» **Description of the task**
Rewrite the records from their start through the line containing "button[interactable]: tata (82, 192, 258, 210)", changing "Bookmark" to "Save" and leaving everything else the same.
[Start of Listed records]
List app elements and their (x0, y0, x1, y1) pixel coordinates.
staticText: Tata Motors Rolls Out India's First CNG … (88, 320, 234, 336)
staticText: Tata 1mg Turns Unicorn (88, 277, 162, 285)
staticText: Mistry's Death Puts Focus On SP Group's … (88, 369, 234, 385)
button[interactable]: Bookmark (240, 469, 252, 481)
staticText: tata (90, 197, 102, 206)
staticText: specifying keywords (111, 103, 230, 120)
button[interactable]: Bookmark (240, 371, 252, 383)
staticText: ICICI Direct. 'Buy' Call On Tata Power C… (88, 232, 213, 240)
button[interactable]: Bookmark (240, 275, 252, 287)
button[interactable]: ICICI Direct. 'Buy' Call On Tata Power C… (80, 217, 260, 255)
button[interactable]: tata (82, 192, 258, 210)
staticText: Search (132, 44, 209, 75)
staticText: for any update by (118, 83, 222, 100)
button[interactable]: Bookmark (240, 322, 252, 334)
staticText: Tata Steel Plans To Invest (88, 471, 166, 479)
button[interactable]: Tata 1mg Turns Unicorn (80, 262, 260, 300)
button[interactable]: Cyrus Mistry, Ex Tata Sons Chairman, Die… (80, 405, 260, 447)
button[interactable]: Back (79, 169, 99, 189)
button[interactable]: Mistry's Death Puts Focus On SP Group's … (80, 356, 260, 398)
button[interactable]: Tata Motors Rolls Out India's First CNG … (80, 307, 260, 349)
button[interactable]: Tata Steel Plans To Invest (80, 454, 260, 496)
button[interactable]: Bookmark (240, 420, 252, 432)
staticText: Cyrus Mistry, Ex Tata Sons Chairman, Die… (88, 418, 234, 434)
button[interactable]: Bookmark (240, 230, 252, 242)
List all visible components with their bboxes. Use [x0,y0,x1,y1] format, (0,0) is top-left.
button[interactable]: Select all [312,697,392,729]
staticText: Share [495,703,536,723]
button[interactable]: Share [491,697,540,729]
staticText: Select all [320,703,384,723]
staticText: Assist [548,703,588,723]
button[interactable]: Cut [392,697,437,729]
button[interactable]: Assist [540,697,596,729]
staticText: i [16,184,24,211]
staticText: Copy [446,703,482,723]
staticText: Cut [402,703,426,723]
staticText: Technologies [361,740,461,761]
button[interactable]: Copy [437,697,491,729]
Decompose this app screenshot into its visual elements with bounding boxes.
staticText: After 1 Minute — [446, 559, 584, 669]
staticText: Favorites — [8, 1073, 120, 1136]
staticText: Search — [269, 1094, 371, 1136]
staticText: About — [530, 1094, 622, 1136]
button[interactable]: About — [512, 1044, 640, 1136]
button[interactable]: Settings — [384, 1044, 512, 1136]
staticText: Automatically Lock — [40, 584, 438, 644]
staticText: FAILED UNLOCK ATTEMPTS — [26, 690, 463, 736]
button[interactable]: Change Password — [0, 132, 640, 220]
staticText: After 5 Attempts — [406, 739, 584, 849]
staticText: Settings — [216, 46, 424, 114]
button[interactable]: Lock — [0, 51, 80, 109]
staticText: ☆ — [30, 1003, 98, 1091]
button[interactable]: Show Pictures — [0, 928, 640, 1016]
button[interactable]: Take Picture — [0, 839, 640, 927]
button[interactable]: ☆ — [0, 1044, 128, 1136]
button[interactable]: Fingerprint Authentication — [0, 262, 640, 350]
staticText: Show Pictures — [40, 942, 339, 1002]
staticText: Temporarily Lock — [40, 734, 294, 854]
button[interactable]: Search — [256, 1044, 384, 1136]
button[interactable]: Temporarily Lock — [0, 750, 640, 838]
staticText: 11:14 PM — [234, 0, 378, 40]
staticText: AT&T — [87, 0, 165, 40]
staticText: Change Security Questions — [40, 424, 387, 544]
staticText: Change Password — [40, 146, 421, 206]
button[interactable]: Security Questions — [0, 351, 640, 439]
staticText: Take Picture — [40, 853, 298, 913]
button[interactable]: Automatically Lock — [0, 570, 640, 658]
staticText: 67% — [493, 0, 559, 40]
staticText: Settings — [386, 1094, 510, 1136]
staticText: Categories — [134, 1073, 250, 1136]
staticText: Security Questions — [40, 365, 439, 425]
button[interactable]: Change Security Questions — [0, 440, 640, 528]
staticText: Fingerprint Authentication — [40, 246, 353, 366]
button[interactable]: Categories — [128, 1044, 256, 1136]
[End of Listed records]
» **Complete answer**
List app elements and their (x0, y0, x1, y1) pixel coordinates.
staticText: Tata Motors Rolls Out India's First CNG … (88, 320, 234, 336)
staticText: Tata 1mg Turns Unicorn (88, 277, 162, 285)
staticText: Mistry's Death Puts Focus On SP Group's … (88, 369, 234, 385)
button[interactable]: Save (240, 469, 252, 481)
staticText: tata (90, 197, 102, 206)
staticText: specifying keywords (111, 103, 230, 120)
button[interactable]: Save (240, 371, 252, 383)
staticText: ICICI Direct. 'Buy' Call On Tata Power C… (88, 232, 213, 240)
button[interactable]: Save (240, 275, 252, 287)
button[interactable]: ICICI Direct. 'Buy' Call On Tata Power C… (80, 217, 260, 255)
button[interactable]: tata (82, 192, 258, 210)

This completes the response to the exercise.